**Given task**
Entries follow. Set all of them down as they stand.

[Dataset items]

......

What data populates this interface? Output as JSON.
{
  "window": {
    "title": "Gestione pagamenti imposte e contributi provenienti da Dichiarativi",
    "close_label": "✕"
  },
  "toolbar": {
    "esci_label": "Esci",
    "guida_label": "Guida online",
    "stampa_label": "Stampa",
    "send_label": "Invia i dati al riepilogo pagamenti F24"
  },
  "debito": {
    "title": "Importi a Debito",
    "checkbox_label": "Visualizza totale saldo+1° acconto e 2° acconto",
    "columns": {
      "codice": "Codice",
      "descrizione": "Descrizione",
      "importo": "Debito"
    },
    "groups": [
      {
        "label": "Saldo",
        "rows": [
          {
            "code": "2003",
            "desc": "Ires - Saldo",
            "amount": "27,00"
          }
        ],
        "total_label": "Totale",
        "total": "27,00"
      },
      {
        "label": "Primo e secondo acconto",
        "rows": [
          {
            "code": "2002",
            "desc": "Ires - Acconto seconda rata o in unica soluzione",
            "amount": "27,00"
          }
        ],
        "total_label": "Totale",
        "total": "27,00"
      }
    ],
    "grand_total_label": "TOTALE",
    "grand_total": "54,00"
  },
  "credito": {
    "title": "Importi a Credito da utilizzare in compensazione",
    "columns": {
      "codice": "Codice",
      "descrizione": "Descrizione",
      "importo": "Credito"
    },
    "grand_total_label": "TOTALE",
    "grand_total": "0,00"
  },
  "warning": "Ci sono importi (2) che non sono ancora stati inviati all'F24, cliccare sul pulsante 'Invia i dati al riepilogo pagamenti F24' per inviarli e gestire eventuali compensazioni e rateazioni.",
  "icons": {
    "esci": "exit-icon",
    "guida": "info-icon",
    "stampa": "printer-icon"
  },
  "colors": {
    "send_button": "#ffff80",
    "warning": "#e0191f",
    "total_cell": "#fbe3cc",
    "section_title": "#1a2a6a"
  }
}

......

**Completed exercise**
What data populates this interface? Output as JSON.
{
  "window": {
    "title": "Gestione pagamenti imposte e contributi provenienti da Dichiarativi",
    "close_label": "✕"
  },
  "toolbar": {
    "esci_label": "Esci",
    "guida_label": "Guida online",
    "stampa_label": "Stampa",
    "send_label": "Invia i dati al riepilogo pagamenti F24"
  },
  "debito": {
    "title": "Importi a Debito",
    "checkbox_label": "Visualizza totale saldo+1° acconto e 2° acconto",
    "columns": {
      "codice": "Codice",
      "descrizione": "Descrizione",
      "importo": "Debito"
    },
    "groups": [
      {
        "label": "Saldo",
        "rows": [
          {
            "code": "2003",
            "desc": "Ires - Saldo",
            "amount": "27,00"
          }
        ],
        "total_label": "Totale",
        "total": "27,00"
      },
      {
        "label": "Primo e secondo acconto",
        "rows": [
          {
            "code": "2002",
            "desc": "Ires - Acconto seconda rata o in unica soluzione",
            "amount": "27,00"
          }
        ],
        "total_label": "Totale",
        "total": "27,00"
      }
    ],
    "grand_total_label": "TOTALE",
    "grand_total": "54,00"
  },
  "credito": {
    "title": "Importi a Credito da utilizzare in compensazione",
    "columns": {
      "codice": "Codice",
      "descrizione": "Descrizione",
      "importo": "Credito"
    },
    "grand_total_label": "TOTALE",
    "grand_total": "0,00"
  },
  "warning": "Ci sono importi (2) che non sono ancora stati inviati all'F24, cliccare sul pulsante 'Invia i dati al riepilogo pagamenti F24' per inviarli e gestire eventuali compensazioni e rateazioni.",
  "icons": {
    "esci": "exit-icon",
    "guida": "info-icon",
    "stampa": "printer-icon"
  },
  "colors": {
    "send_button": "#ffff80",
    "warning": "#e0191f",
    "total_cell": "#fbe3cc",
    "section_title": "#1a2a6a"
  }
}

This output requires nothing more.